*Data extract*.
/---
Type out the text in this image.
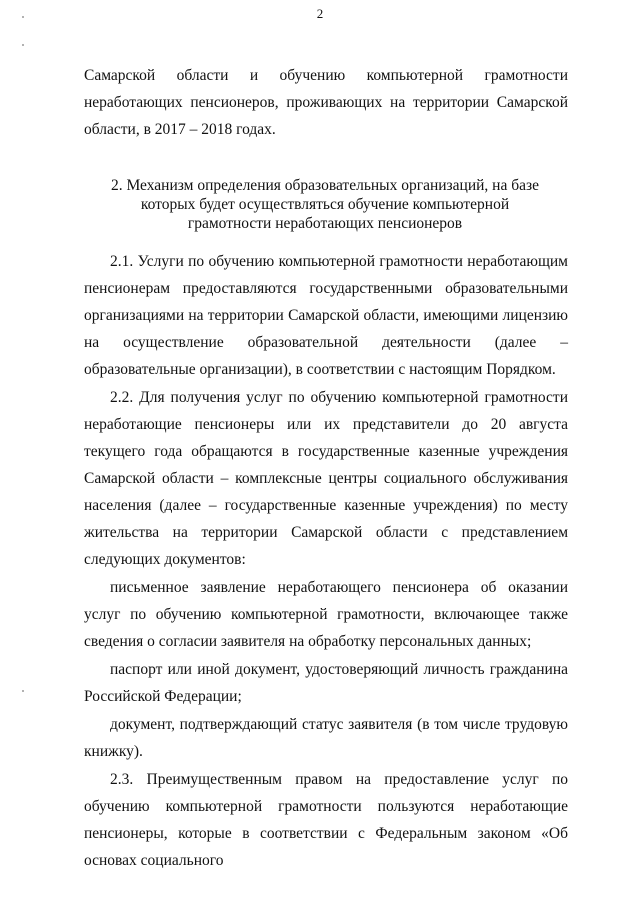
2

Самарской области и обучению компьютерной грамотности неработающих пенсионеров, проживающих на территории Самарской области, в 2017 – 2018 годах.

2. Механизм определения образовательных организаций, на базе которых будет осуществляться обучение компьютерной грамотности неработающих пенсионеров

2.1. Услуги по обучению компьютерной грамотности неработающим пенсионерам предоставляются государственными образовательными организациями на территории Самарской области, имеющими лицензию на осуществление образовательной деятельности (далее – образовательные организации), в соответствии с настоящим Порядком.

2.2. Для получения услуг по обучению компьютерной грамотности неработающие пенсионеры или их представители до 20 августа текущего года обращаются в государственные казенные учреждения Самарской области – комплексные центры социального обслуживания населения (далее – государственные казенные учреждения) по месту жительства на территории Самарской области с представлением следующих документов:

письменное заявление неработающего пенсионера об оказании услуг по обучению компьютерной грамотности, включающее также сведения о согласии заявителя на обработку персональных данных;

паспорт или иной документ, удостоверяющий личность гражданина Российской Федерации;

документ, подтверждающий статус заявителя (в том числе трудовую книжку).

2.3. Преимущественным правом на предоставление услуг по обучению компьютерной грамотности пользуются неработающие пенсионеры, которые в соответствии с Федеральным законом «Об основах социального
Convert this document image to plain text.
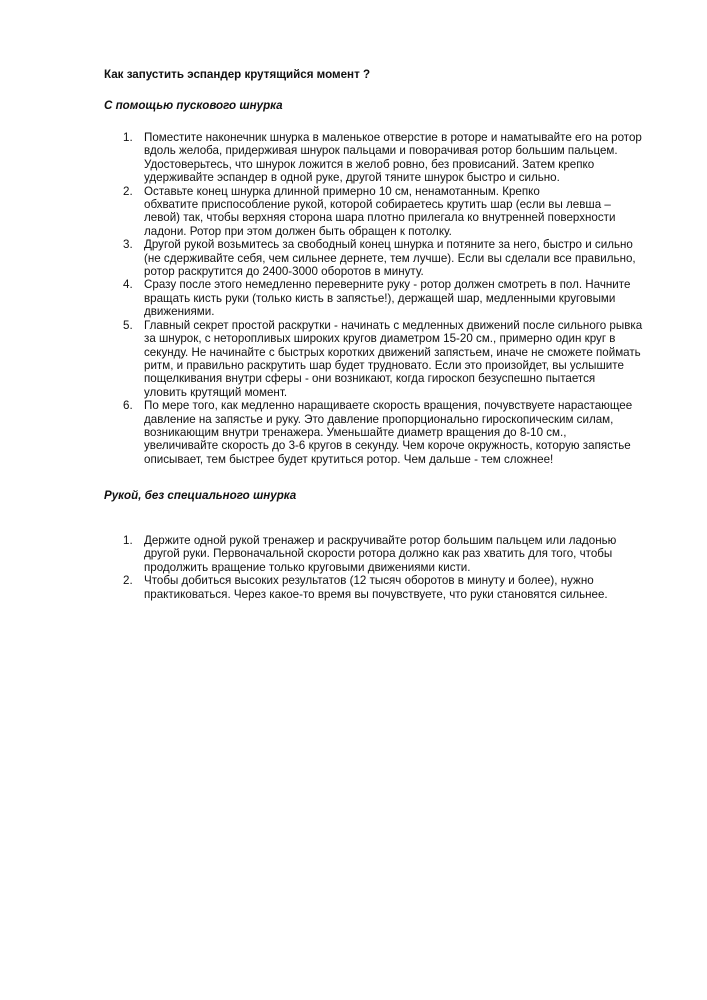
Как запустить эспандер крутящийся момент ?
С помощью пускового шнурка
1. Поместите наконечник шнурка в маленькое отверстие в роторе и наматывайте его на ротор
вдоль желоба, придерживая шнурок пальцами и поворачивая ротор большим пальцем.
Удостоверьтесь, что шнурок ложится в желоб ровно, без провисаний. Затем крепко
удерживайте эспандер в одной руке, другой тяните шнурок быстро и сильно.
2. Оставьте конец шнурка длинной примерно 10 см, ненамотанным. Крепко
обхватите приспособление рукой, которой собираетесь крутить шар (если вы левша –
левой) так, чтобы верхняя сторона шара плотно прилегала ко внутренней поверхности
ладони. Ротор при этом должен быть обращен к потолку.
3. Другой рукой возьмитесь за свободный конец шнурка и потяните за него, быстро и сильно
(не сдерживайте себя, чем сильнее дернете, тем лучше). Если вы сделали все правильно,
ротор раскрутится до 2400-3000 оборотов в минуту.
4. Сразу после этого немедленно переверните руку - ротор должен смотреть в пол. Начните
вращать кисть руки (только кисть в запястье!), держащей шар, медленными круговыми
движениями.
5. Главный секрет простой раскрутки - начинать с медленных движений после сильного рывка
за шнурок, с неторопливых широких кругов диаметром 15-20 см., примерно один круг в
секунду. Не начинайте с быстрых коротких движений запястьем, иначе не сможете поймать
ритм, и правильно раскрутить шар будет трудновато. Если это произойдет, вы услышите
пощелкивания внутри сферы - они возникают, когда гироскоп безуспешно пытается
уловить крутящий момент.
6. По мере того, как медленно наращиваете скорость вращения, почувствуете нарастающее
давление на запястье и руку. Это давление пропорционально гироскопическим силам,
возникающим внутри тренажера. Уменьшайте диаметр вращения до 8-10 см.,
увеличивайте скорость до 3-6 кругов в секунду. Чем короче окружность, которую запястье
описывает, тем быстрее будет крутиться ротор. Чем дальше - тем сложнее!
Рукой, без специального шнурка
1. Держите одной рукой тренажер и раскручивайте ротор большим пальцем или ладонью
другой руки. Первоначальной скорости ротора должно как раз хватить для того, чтобы
продолжить вращение только круговыми движениями кисти.
2. Чтобы добиться высоких результатов (12 тысяч оборотов в минуту и более), нужно
практиковаться. Через какое-то время вы почувствуете, что руки становятся сильнее.
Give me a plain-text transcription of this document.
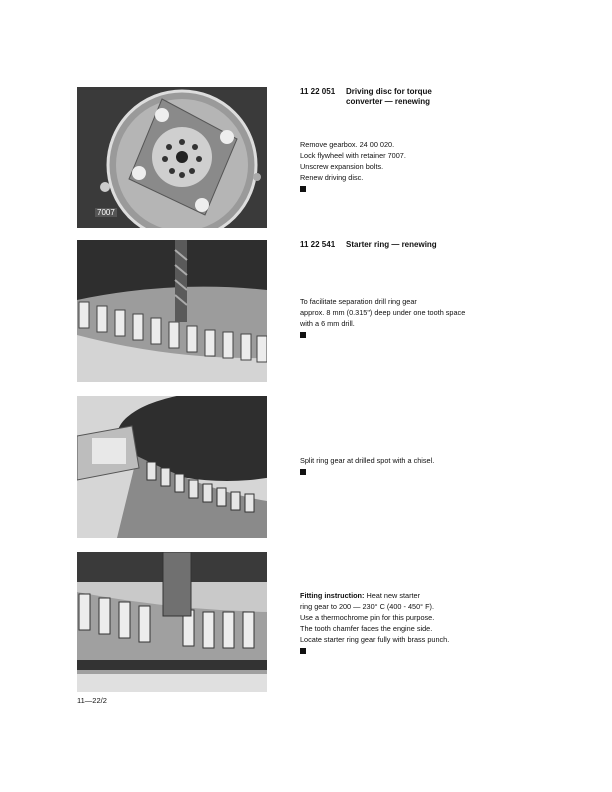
7007
11 22 051 Driving disc for torque
converter — renewing

Remove gearbox. 24 00 020.

Lock flywheel with retainer 7007.

Unscrew expansion bolts.

Renew driving disc.

11 22 541 Starter ring — renewing

To facilitate separation drill ring gear

approx. 8 mm (0.315") deep under one tooth space

with a 6 mm drill.

Split ring gear at drilled spot with a chisel.

Fitting instruction: Heat new starter

ring gear to 200 — 230° C (400 - 450° F).

Use a thermochrome pin for this purpose.

The tooth chamfer faces the engine side.

Locate starter ring gear fully with brass punch.

11—22/2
\---
*What needs to be done*.
Print the complete listing exactly, apart from any pictures.

*Written response*.
Type out the text in this image.
2

Самарской области и обучению компьютерной грамотности неработающих пенсионеров, проживающих на территории Самарской области, в 2017 – 2018 годах.

2. Механизм определения образовательных организаций, на базе которых будет осуществляться обучение компьютерной грамотности неработающих пенсионеров

2.1. Услуги по обучению компьютерной грамотности неработающим пенсионерам предоставляются государственными образовательными организациями на территории Самарской области, имеющими лицензию на осуществление образовательной деятельности (далее – образовательные организации), в соответствии с настоящим Порядком.

2.2. Для получения услуг по обучению компьютерной грамотности неработающие пенсионеры или их представители до 20 августа текущего года обращаются в государственные казенные учреждения Самарской области – комплексные центры социального обслуживания населения (далее – государственные казенные учреждения) по месту жительства на территории Самарской области с представлением следующих документов:

письменное заявление неработающего пенсионера об оказании услуг по обучению компьютерной грамотности, включающее также сведения о согласии заявителя на обработку персональных данных;

паспорт или иной документ, удостоверяющий личность гражданина Российской Федерации;

документ, подтверждающий статус заявителя (в том числе трудовую книжку).

2.3. Преимущественным правом на предоставление услуг по обучению компьютерной грамотности пользуются неработающие пенсионеры, которые в соответствии с Федеральным законом «Об основах социального
Convert this document image to plain text.
Как запустить эспандер крутящийся момент ?
С помощью пускового шнурка
1. Поместите наконечник шнурка в маленькое отверстие в роторе и наматывайте его на ротор
вдоль желоба, придерживая шнурок пальцами и поворачивая ротор большим пальцем.
Удостоверьтесь, что шнурок ложится в желоб ровно, без провисаний. Затем крепко
удерживайте эспандер в одной руке, другой тяните шнурок быстро и сильно.
2. Оставьте конец шнурка длинной примерно 10 см, ненамотанным. Крепко
обхватите приспособление рукой, которой собираетесь крутить шар (если вы левша –
левой) так, чтобы верхняя сторона шара плотно прилегала ко внутренней поверхности
ладони. Ротор при этом должен быть обращен к потолку.
3. Другой рукой возьмитесь за свободный конец шнурка и потяните за него, быстро и сильно
(не сдерживайте себя, чем сильнее дернете, тем лучше). Если вы сделали все правильно,
ротор раскрутится до 2400-3000 оборотов в минуту.
4. Сразу после этого немедленно переверните руку - ротор должен смотреть в пол. Начните
вращать кисть руки (только кисть в запястье!), держащей шар, медленными круговыми
движениями.
5. Главный секрет простой раскрутки - начинать с медленных движений после сильного рывка
за шнурок, с неторопливых широких кругов диаметром 15-20 см., примерно один круг в
секунду. Не начинайте с быстрых коротких движений запястьем, иначе не сможете поймать
ритм, и правильно раскрутить шар будет трудновато. Если это произойдет, вы услышите
пощелкивания внутри сферы - они возникают, когда гироскоп безуспешно пытается
уловить крутящий момент.
6. По мере того, как медленно наращиваете скорость вращения, почувствуете нарастающее
давление на запястье и руку. Это давление пропорционально гироскопическим силам,
возникающим внутри тренажера. Уменьшайте диаметр вращения до 8-10 см.,
увеличивайте скорость до 3-6 кругов в секунду. Чем короче окружность, которую запястье
описывает, тем быстрее будет крутиться ротор. Чем дальше - тем сложнее!
Рукой, без специального шнурка
1. Держите одной рукой тренажер и раскручивайте ротор большим пальцем или ладонью
другой руки. Первоначальной скорости ротора должно как раз хватить для того, чтобы
продолжить вращение только круговыми движениями кисти.
2. Чтобы добиться высоких результатов (12 тысяч оборотов в минуту и более), нужно
практиковаться. Через какое-то время вы почувствуете, что руки становятся сильнее.
Give me a plain-text transcription of this document.
7007
11 22 051 Driving disc for torque
converter — renewing

Remove gearbox. 24 00 020.

Lock flywheel with retainer 7007.

Unscrew expansion bolts.

Renew driving disc.

11 22 541 Starter ring — renewing

To facilitate separation drill ring gear

approx. 8 mm (0.315") deep under one tooth space

with a 6 mm drill.

Split ring gear at drilled spot with a chisel.

Fitting instruction: Heat new starter

ring gear to 200 — 230° C (400 - 450° F).

Use a thermochrome pin for this purpose.

The tooth chamfer faces the engine side.

Locate starter ring gear fully with brass punch.

11—22/2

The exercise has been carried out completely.